- _What the exercise asks_
Your task is to print all of the data word for word.

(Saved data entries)
··········
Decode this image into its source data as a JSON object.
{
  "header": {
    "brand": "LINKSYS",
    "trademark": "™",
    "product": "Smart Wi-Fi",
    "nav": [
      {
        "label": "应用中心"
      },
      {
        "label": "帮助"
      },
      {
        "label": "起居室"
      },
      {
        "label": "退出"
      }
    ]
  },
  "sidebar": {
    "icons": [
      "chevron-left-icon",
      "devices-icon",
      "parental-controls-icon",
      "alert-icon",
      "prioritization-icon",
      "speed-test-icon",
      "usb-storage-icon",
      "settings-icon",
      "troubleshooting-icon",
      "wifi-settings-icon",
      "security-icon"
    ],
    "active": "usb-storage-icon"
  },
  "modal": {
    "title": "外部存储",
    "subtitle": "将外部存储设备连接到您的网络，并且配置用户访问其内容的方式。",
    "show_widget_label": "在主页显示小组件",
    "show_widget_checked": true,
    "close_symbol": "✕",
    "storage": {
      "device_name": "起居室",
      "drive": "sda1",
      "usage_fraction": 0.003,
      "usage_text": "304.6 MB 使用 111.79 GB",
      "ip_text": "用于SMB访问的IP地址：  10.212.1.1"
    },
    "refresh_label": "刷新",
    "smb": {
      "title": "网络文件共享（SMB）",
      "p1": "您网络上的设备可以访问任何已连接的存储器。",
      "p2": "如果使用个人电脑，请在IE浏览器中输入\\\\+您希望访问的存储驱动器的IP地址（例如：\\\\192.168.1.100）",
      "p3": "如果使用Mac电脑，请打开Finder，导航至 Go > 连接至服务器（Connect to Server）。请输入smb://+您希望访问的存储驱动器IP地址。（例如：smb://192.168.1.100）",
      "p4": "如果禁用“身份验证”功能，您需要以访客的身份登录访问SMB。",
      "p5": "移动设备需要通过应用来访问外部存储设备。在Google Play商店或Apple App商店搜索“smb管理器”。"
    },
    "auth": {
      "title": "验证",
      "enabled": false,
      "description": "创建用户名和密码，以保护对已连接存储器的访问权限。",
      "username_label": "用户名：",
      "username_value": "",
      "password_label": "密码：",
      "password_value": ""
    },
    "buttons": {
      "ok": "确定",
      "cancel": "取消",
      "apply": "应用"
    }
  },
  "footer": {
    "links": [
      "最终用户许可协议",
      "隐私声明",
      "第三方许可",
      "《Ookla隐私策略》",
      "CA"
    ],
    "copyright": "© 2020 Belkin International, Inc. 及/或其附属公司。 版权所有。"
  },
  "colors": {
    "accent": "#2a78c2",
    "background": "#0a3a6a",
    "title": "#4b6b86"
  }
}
··········
- _Task output_
Decode this image into its source data as a JSON object.
{
  "header": {
    "brand": "LINKSYS",
    "trademark": "™",
    "product": "Smart Wi-Fi",
    "nav": [
      {
        "label": "应用中心"
      },
      {
        "label": "帮助"
      },
      {
        "label": "起居室"
      },
      {
        "label": "退出"
      }
    ]
  },
  "sidebar": {
    "icons": [
      "chevron-left-icon",
      "devices-icon",
      "parental-controls-icon",
      "alert-icon",
      "prioritization-icon",
      "speed-test-icon",
      "usb-storage-icon",
      "settings-icon",
      "troubleshooting-icon",
      "wifi-settings-icon",
      "security-icon"
    ],
    "active": "usb-storage-icon"
  },
  "modal": {
    "title": "外部存储",
    "subtitle": "将外部存储设备连接到您的网络，并且配置用户访问其内容的方式。",
    "show_widget_label": "在主页显示小组件",
    "show_widget_checked": true,
    "close_symbol": "✕",
    "storage": {
      "device_name": "起居室",
      "drive": "sda1",
      "usage_fraction": 0.003,
      "usage_text": "304.6 MB 使用 111.79 GB",
      "ip_text": "用于SMB访问的IP地址：  10.212.1.1"
    },
    "refresh_label": "刷新",
    "smb": {
      "title": "网络文件共享（SMB）",
      "p1": "您网络上的设备可以访问任何已连接的存储器。",
      "p2": "如果使用个人电脑，请在IE浏览器中输入\\\\+您希望访问的存储驱动器的IP地址（例如：\\\\192.168.1.100）",
      "p3": "如果使用Mac电脑，请打开Finder，导航至 Go > 连接至服务器（Connect to Server）。请输入smb://+您希望访问的存储驱动器IP地址。（例如：smb://192.168.1.100）",
      "p4": "如果禁用“身份验证”功能，您需要以访客的身份登录访问SMB。",
      "p5": "移动设备需要通过应用来访问外部存储设备。在Google Play商店或Apple App商店搜索“smb管理器”。"
    },
    "auth": {
      "title": "验证",
      "enabled": false,
      "description": "创建用户名和密码，以保护对已连接存储器的访问权限。",
      "username_label": "用户名：",
      "username_value": "",
      "password_label": "密码：",
      "password_value": ""
    },
    "buttons": {
      "ok": "确定",
      "cancel": "取消",
      "apply": "应用"
    }
  },
  "footer": {
    "links": [
      "最终用户许可协议",
      "隐私声明",
      "第三方许可",
      "《Ookla隐私策略》",
      "CA"
    ],
    "copyright": "© 2020 Belkin International, Inc. 及/或其附属公司。 版权所有。"
  },
  "colors": {
    "accent": "#2a78c2",
    "background": "#0a3a6a",
    "title": "#4b6b86"
  }
}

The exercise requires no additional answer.